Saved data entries
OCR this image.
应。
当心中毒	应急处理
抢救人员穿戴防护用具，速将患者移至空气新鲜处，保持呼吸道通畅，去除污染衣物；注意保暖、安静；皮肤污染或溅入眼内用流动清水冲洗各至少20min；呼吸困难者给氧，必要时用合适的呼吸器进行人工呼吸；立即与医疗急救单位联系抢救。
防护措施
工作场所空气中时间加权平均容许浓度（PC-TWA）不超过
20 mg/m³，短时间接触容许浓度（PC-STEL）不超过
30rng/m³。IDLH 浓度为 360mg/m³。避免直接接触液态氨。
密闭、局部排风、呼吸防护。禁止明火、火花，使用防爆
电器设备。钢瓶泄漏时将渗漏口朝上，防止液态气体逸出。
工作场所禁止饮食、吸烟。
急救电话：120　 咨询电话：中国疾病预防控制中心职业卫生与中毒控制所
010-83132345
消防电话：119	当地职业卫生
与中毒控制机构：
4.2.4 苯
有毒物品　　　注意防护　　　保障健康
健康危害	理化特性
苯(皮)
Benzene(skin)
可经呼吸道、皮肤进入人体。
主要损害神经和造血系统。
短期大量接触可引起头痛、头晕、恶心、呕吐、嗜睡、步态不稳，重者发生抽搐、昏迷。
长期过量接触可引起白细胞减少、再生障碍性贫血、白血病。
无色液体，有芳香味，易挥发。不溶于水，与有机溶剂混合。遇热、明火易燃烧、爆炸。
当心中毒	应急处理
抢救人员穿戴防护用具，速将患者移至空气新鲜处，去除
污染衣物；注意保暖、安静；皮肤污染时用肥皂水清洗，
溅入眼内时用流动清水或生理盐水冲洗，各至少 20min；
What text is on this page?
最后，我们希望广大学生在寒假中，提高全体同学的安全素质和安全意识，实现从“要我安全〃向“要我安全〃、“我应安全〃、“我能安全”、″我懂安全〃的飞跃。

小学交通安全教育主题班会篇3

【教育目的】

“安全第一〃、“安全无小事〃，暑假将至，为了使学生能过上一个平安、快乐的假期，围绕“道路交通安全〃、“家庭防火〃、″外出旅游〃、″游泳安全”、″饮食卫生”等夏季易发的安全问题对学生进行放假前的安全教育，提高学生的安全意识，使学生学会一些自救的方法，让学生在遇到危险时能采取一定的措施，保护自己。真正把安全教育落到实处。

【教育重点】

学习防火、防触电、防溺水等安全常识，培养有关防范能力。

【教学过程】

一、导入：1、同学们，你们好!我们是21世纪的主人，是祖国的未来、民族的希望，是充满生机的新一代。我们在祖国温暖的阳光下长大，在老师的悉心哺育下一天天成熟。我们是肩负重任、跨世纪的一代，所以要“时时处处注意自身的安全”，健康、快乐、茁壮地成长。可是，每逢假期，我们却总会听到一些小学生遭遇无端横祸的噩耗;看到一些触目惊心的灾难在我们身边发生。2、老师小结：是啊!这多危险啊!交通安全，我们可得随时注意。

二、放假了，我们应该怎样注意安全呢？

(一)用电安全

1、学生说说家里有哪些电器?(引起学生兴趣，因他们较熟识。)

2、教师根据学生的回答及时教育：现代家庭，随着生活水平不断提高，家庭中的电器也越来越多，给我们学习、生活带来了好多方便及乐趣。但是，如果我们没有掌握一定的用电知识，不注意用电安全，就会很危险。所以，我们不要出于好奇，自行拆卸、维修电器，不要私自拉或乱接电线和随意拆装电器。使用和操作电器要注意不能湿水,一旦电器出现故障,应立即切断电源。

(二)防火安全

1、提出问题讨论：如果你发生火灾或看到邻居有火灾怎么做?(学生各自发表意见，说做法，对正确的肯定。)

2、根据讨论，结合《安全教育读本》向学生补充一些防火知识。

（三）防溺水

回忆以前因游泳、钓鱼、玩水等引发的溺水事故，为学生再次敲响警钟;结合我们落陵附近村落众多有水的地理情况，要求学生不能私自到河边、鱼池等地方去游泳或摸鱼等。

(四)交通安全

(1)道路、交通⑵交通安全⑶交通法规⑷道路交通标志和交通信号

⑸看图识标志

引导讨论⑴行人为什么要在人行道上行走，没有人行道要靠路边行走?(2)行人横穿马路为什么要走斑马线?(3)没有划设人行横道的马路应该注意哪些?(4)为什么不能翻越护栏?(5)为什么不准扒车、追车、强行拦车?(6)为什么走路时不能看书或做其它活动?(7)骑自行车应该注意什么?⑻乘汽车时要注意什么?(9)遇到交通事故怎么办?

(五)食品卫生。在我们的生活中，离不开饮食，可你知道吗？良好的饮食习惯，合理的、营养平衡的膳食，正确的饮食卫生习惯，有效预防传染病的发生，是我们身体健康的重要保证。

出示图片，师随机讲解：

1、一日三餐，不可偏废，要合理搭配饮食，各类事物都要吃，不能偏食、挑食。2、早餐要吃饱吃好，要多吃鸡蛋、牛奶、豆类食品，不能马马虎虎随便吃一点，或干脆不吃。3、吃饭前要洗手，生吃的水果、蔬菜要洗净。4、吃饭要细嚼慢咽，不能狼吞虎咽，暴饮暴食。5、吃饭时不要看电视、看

**GIVEN PROBLEM**. Write out every line of the listing that holds the word "this".

**SOLUTION**.
OCR this image.
What text is on this page?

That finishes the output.